Provided records
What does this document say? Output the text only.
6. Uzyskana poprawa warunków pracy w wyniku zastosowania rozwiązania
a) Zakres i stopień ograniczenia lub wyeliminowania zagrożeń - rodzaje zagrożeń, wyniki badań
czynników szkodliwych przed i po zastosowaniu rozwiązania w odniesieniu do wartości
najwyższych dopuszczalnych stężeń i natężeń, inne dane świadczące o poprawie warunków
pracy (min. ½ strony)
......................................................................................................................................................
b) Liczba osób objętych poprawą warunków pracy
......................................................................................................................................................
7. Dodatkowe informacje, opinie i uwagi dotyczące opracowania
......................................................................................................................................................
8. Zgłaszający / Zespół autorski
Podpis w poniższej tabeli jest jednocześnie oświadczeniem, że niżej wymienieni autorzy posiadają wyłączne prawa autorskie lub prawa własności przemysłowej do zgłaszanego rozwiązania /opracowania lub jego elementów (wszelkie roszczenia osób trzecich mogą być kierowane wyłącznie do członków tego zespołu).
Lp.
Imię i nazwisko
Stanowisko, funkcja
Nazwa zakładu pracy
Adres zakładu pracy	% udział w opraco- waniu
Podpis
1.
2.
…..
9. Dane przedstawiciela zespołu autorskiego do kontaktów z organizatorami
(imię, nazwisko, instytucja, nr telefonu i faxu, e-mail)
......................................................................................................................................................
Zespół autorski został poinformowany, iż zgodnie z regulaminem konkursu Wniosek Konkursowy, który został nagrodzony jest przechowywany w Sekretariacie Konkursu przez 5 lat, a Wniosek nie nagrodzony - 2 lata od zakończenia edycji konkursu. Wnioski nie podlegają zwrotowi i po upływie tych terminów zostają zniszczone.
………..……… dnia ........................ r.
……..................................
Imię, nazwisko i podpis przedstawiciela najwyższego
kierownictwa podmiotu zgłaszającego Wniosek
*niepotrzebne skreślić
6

---

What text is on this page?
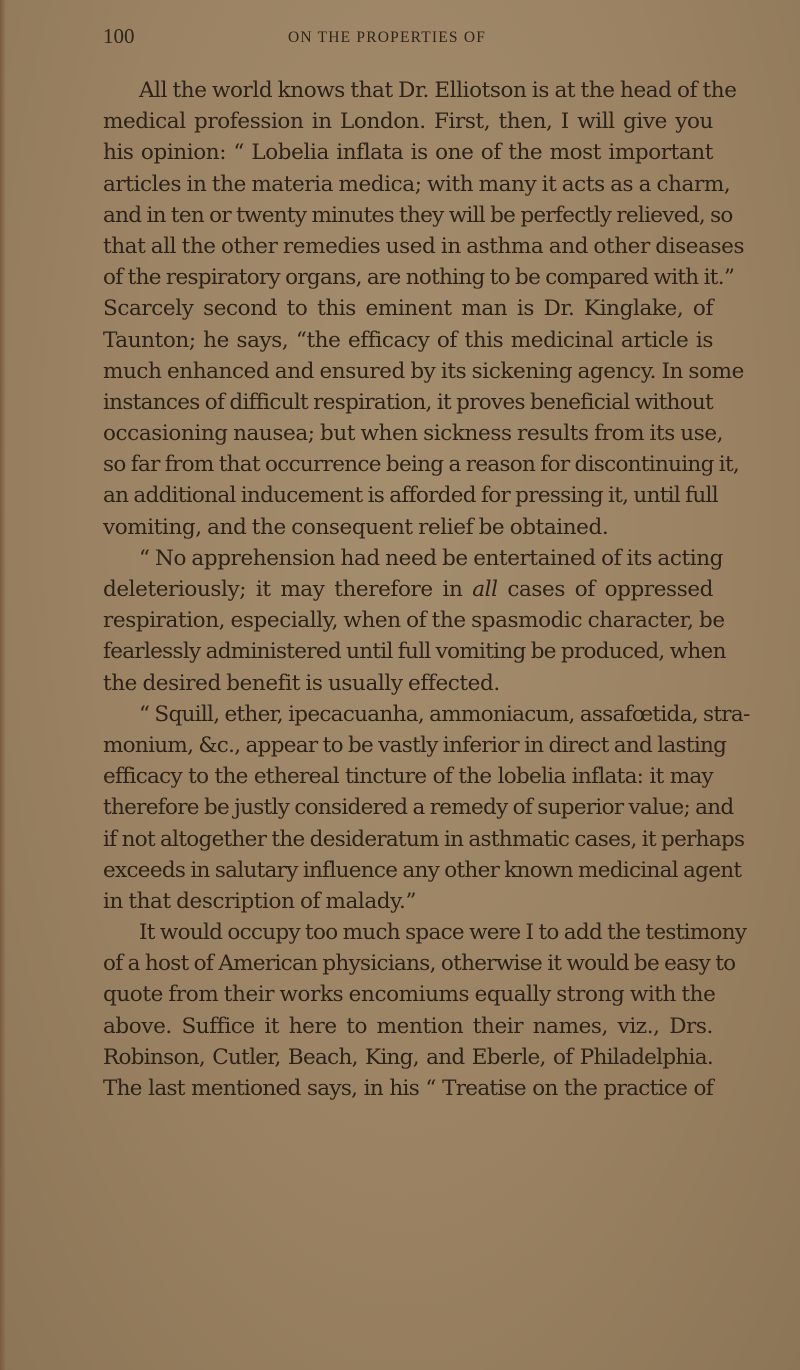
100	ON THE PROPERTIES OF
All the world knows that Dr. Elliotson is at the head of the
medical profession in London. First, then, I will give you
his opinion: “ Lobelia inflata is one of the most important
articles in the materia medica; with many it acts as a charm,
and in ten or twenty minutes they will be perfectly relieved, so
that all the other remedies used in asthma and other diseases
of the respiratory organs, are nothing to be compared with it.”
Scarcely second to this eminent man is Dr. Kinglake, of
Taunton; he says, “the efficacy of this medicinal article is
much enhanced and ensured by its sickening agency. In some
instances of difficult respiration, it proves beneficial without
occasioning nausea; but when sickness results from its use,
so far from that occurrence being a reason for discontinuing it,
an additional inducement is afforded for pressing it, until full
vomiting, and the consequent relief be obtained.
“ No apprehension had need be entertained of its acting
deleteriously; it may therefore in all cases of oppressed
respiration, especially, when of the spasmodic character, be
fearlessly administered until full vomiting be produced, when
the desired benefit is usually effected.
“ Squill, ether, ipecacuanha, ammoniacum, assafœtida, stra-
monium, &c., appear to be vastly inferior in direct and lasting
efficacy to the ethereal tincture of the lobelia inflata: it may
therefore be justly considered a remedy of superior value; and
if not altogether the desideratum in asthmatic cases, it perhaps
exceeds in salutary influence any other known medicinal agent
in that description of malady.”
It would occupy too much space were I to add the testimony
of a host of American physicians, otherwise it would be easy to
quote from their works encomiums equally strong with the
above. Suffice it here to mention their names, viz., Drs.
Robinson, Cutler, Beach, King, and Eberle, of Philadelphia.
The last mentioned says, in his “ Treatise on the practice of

What to do
Only the number is wanted: count the lines of the records that hold the word "przedstawiciela".

Worked solution
2